__Set exercise__. Of all the lines here, how many include the string "лечения"? Answer with the number only.

__Input material__.
(begin)
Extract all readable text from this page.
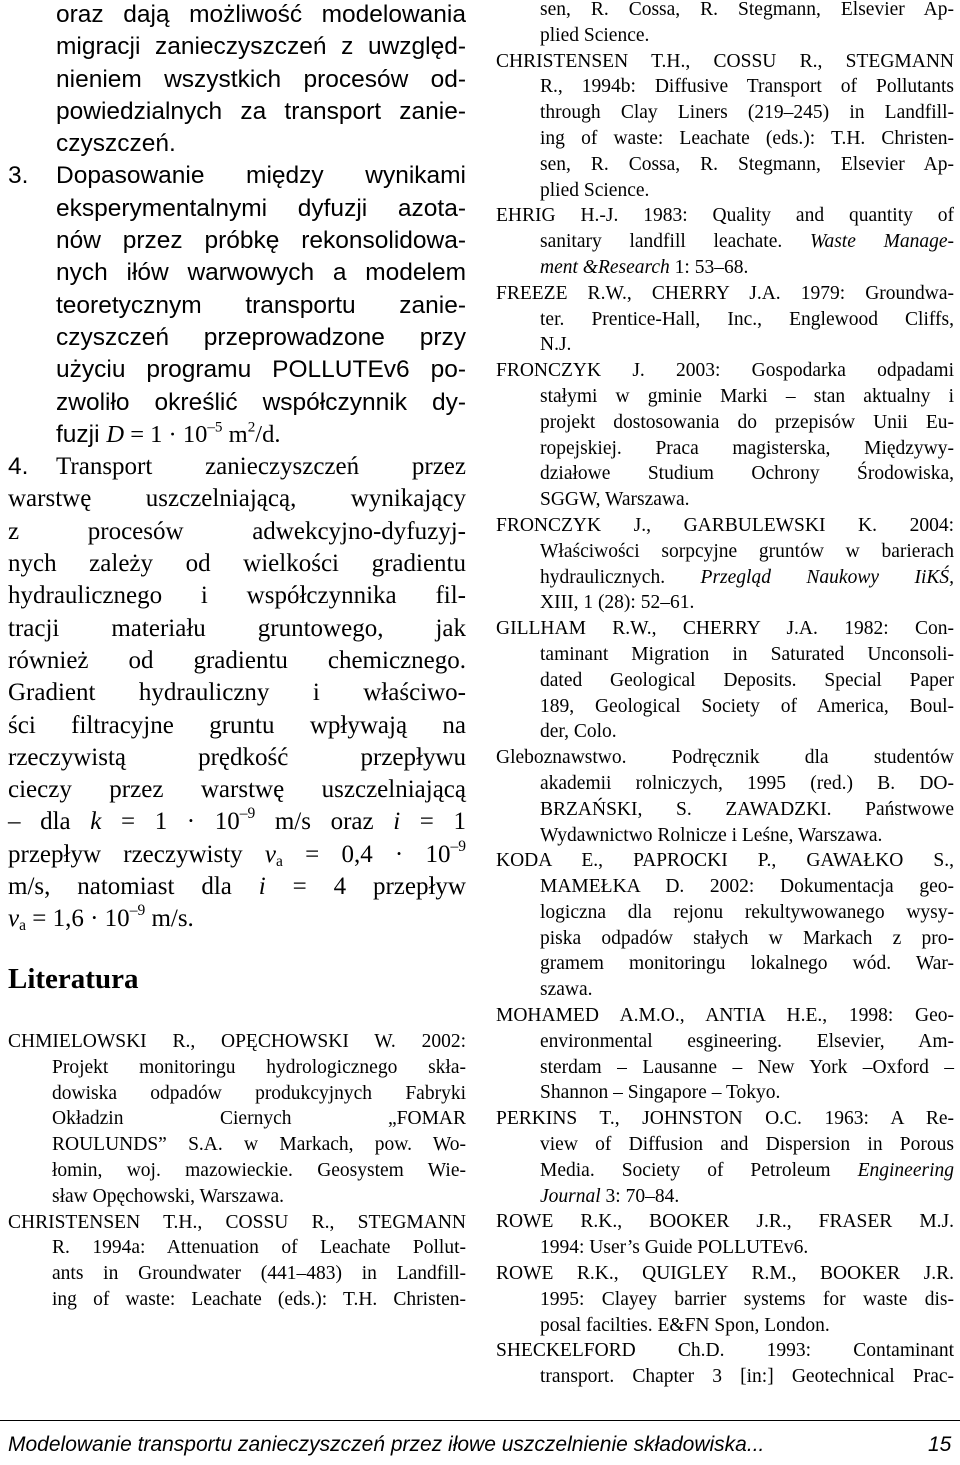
oraz dają możliwość modelowania
migracji zanieczyszczeń z uwzględ-
nieniem wszystkich procesów od-
powiedzialnych za transport zanie-
czyszczeń.
3. Dopasowanie między wynikami
eksperymentalnymi dyfuzji azota-
nów przez próbkę rekonsolidowa-
nych iłów warwowych a modelem
teoretycznym transportu zanie-
czyszczeń przeprowadzone przy
użyciu programu POLLUTEv6 po-
zwoliło określić współczynnik dy-
fuzji $D = 1 \cdot 10^{-5}$ $m^2/d$.
4. Transport zanieczyszczeń przez
warstwę uszczelniającą, wynikający
z procesów adwekcyjno-dyfuzyj-
nych zależy od wielkości gradientu
hydraulicznego i współczynnika fil-
tracji materiału gruntowego, jak
również od gradientu chemicznego.
Gradient hydrauliczny i właściwo-
ści filtracyjne gruntu wpływają na
rzeczywistą prędkość przepływu
cieczy przez warstwę uszczelniającą
– dla $k = 1 \cdot 10^{-9}$ m/s oraz i = 1
przepływ rzeczywisty $v_a = 0,4 \cdot 10^{-9}$
m/s, natomiast dla i = 4 przepływ
$v_a = 1,6 \cdot 10^{-9}$ m/s.
Literatura
CHMIELOWSKI R., OPĘCHOWSKI W. 2002:
Projekt monitoringu hydrologicznego skła-
dowiska odpadów produkcyjnych Fabryki
Okładzin Ciernych „FOMAR
ROULUNDS” S.A. w Markach, pow. Wo-
łomin, woj. mazowieckie. Geosystem Wie-
sław Opęchowski, Warszawa.
CHRISTENSEN T.H., COSSU R., STEGMANN
R. 1994a: Attenuation of Leachate Pollut-
ants in Groundwater (441–483) in Landfill-
ing of waste: Leachate (eds.): T.H. Christen-
sen, R. Cossa, R. Stegmann, Elsevier Ap-
plied Science.
CHRISTENSEN T.H., COSSU R., STEGMANN
R., 1994b: Diffusive Transport of Pollutants
through Clay Liners (219–245) in Landfill-
ing of waste: Leachate (eds.): T.H. Christen-
sen, R. Cossa, R. Stegmann, Elsevier Ap-
plied Science.
EHRIG H.-J. 1983: Quality and quantity of
sanitary landfill leachate. Waste Manage-
ment &Research 1: 53–68.
FREEZE R.W., CHERRY J.A. 1979: Groundwa-
ter. Prentice-Hall, Inc., Englewood Cliffs,
N.J.
FRONCZYK J. 2003: Gospodarka odpadami
stałymi w gminie Marki – stan aktualny i
projekt dostosowania do przepisów Unii Eu-
ropejskiej. Praca magisterska, Międzywy-
działowe Studium Ochrony Środowiska,
SGGW, Warszawa.
FRONCZYK J., GARBULEWSKI K. 2004:
Właściwości sorpcyjne gruntów w barierach
hydraulicznych. Przegląd Naukowy IiKŚ,
XIII, 1 (28): 52–61.
GILLHAM R.W., CHERRY J.A. 1982: Con-
taminant Migration in Saturated Unconsoli-
dated Geological Deposits. Special Paper
189, Geological Society of America, Boul-
der, Colo.
Gleboznawstwo. Podręcznik dla studentów
akademii rolniczych, 1995 (red.) B. DO-
BRZAŃSKI, S. ZAWADZKI. Państwowe
Wydawnictwo Rolnicze i Leśne, Warszawa.
KODA E., PAPROCKI P., GAWAŁKO S.,
MAMEŁKA D. 2002: Dokumentacja geo-
logiczna dla rejonu rekultywowanego wysy-
piska odpadów stałych w Markach z pro-
gramem monitoringu lokalnego wód. War-
szawa.
MOHAMED A.M.O., ANTIA H.E., 1998: Geo-
environmental esgineering. Elsevier, Am-
sterdam – Lausanne – New York –Oxford –
Shannon – Singapore – Tokyo.
PERKINS T., JOHNSTON O.C. 1963: A Re-
view of Diffusion and Dispersion in Porous
Media. Society of Petroleum Engineering
Journal 3: 70–84.
ROWE R.K., BOOKER J.R., FRASER M.J.
1994: User’s Guide POLLUTEv6.
ROWE R.K., QUIGLEY R.M., BOOKER J.R.
1995: Clayey barrier systems for waste dis-
posal facilties. E&FN Spon, London.
SHECKELFORD Ch.D. 1993: Contaminant
transport. Chapter 3 [in:] Geotechnical Prac-
Modelowanie transportu zanieczyszczeń przez iłowe uszczelnienie składowiska...	15
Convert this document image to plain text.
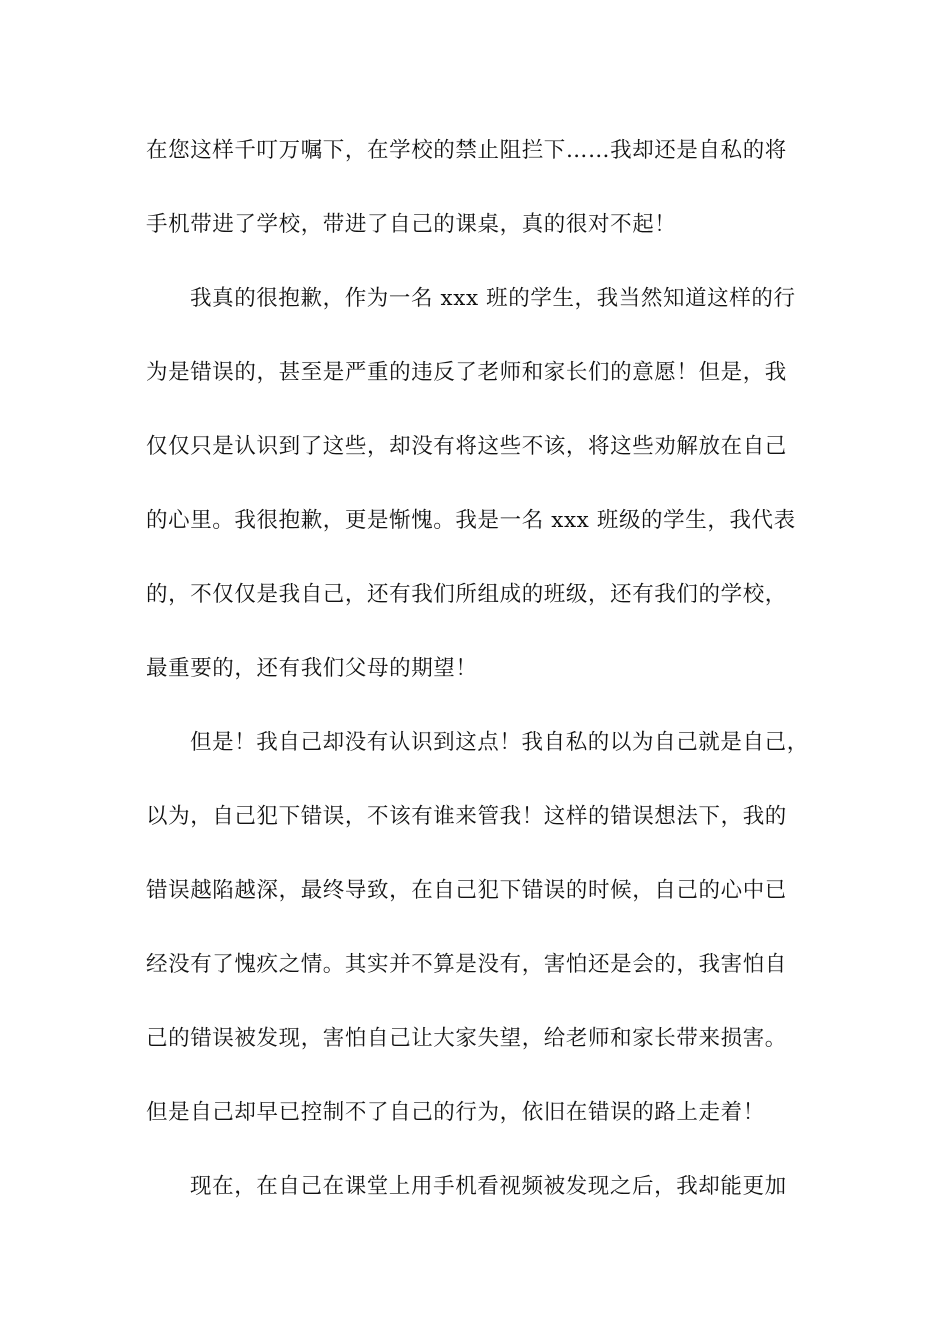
在您这样千叮万嘱下，在学校的禁止阻拦下……我却还是自私的将
手机带进了学校，带进了自己的课桌，真的很对不起！
我真的很抱歉，作为一名 xxx 班的学生，我当然知道这样的行
为是错误的，甚至是严重的违反了老师和家长们的意愿！但是，我
仅仅只是认识到了这些，却没有将这些不该，将这些劝解放在自己
的心里。我很抱歉，更是惭愧。我是一名 xxx 班级的学生，我代表
的，不仅仅是我自己，还有我们所组成的班级，还有我们的学校，
最重要的，还有我们父母的期望！
但是！我自己却没有认识到这点！我自私的以为自己就是自己，
以为，自己犯下错误，不该有谁来管我！这样的错误想法下，我的
错误越陷越深，最终导致，在自己犯下错误的时候，自己的心中已
经没有了愧疚之情。其实并不算是没有，害怕还是会的，我害怕自
己的错误被发现，害怕自己让大家失望，给老师和家长带来损害。
但是自己却早已控制不了自己的行为，依旧在错误的路上走着！
现在，在自己在课堂上用手机看视频被发现之后，我却能更加
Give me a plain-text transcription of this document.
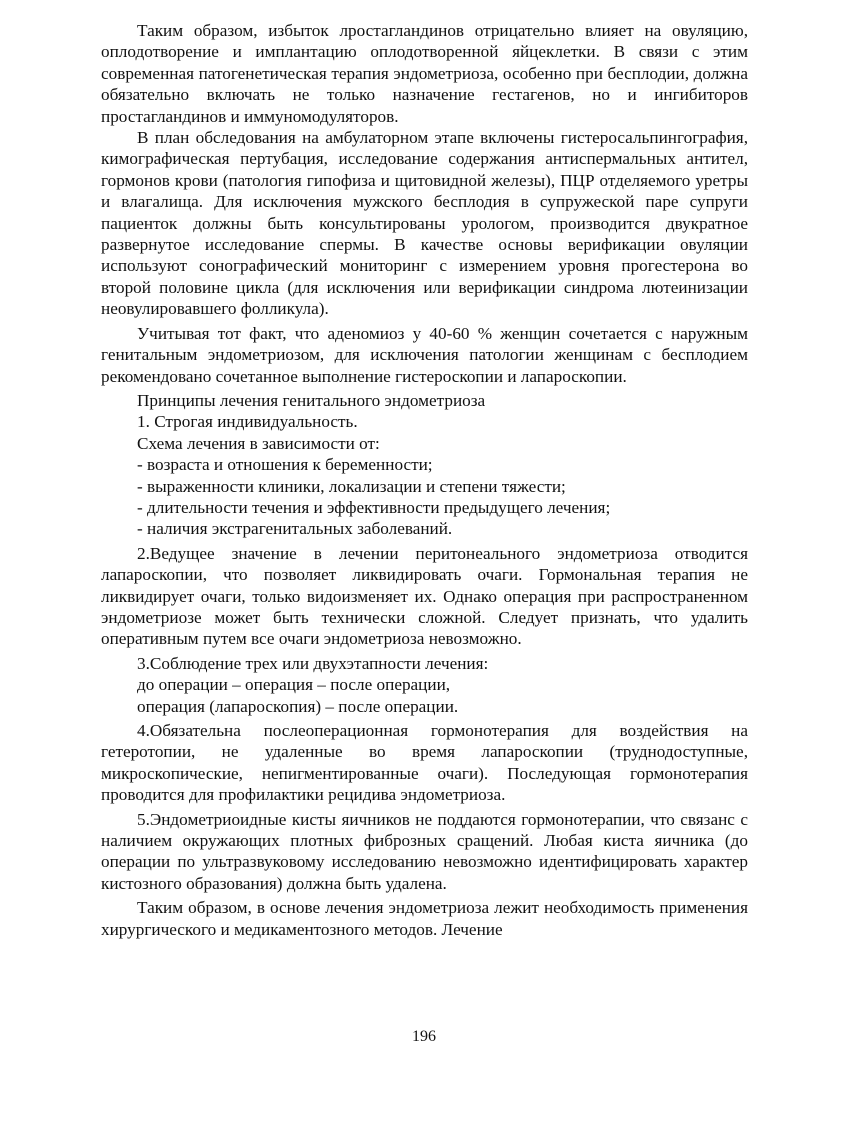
Таким образом, избыток лростагландинов отрицательно влияет на овуляцию, оплодотворение и имплантацию оплодотворенной яйцеклетки. В связи с этим современная патогенетическая терапия эндометриоза, особенно при бесплодии, должна обязательно включать не только назначение гестагенов, но и ингибиторов простагландинов и иммуномодуляторов.

В план обследования на амбулаторном этапе включены гистеросальпингография, кимографическая пертубация, исследование содержания антиспермальных антител, гормонов крови (патология гипофиза и щитовидной железы), ПЦР отделяемого уретры и влагалища. Для исключения мужского бесплодия в супружеской паре супруги пациенток должны быть консультированы урологом, производится двукратное развернутое исследование спермы. В качестве основы верификации овуляции используют сонографический мониторинг с измерением уровня прогестерона во второй половине цикла (для исключения или верификации синдрома лютеинизации неовулировавшего фолликула).

Учитывая тот факт, что аденомиоз у 40-60 % женщин сочетается с наружным генитальным эндометриозом, для исключения патологии женщинам с бесплодием рекомендовано сочетанное выполнение гистероскопии и лапароскопии.

Принципы лечения генитального эндометриоза

1. Строгая индивидуальность.

Схема лечения в зависимости от:

- возраста и отношения к беременности;

- выраженности клиники, локализации и степени тяжести;

- длительности течения и эффективности предыдущего лечения;

- наличия экстрагенитальных заболеваний.

2.Ведущее значение в лечении перитонеального эндометриоза отводится лапароскопии, что позволяет ликвидировать очаги. Гормональная терапия не ликвидирует очаги, только видоизменяет их. Однако операция при распространенном эндометриозе может быть технически сложной. Следует признать, что удалить оперативным путем все очаги эндометриоза невозможно.

3.Соблюдение трех или двухэтапности лечения:

до операции – операция – после операции,

операция (лапароскопия) – после операции.

4.Обязательна послеоперационная гормонотерапия для воздействия на гетеротопии, не удаленные во время лапароскопии (труднодоступные, микроскопические, непигментированные очаги). Последующая гормонотерапия проводится для профилактики рецидива эндометриоза.

5.Эндометриоидные кисты яичников не поддаются гормонотерапии, что связанс с наличием окружающих плотных фиброзных сращений. Любая киста яичника (до операции по ультразвуковому исследованию невозможно идентифицировать характер кистозного образования) должна быть удалена.

Таким образом, в основе лечения эндометриоза лежит необходимость применения хирургического и медикаментозного методов. Лечение

196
(end)
__Response__. 5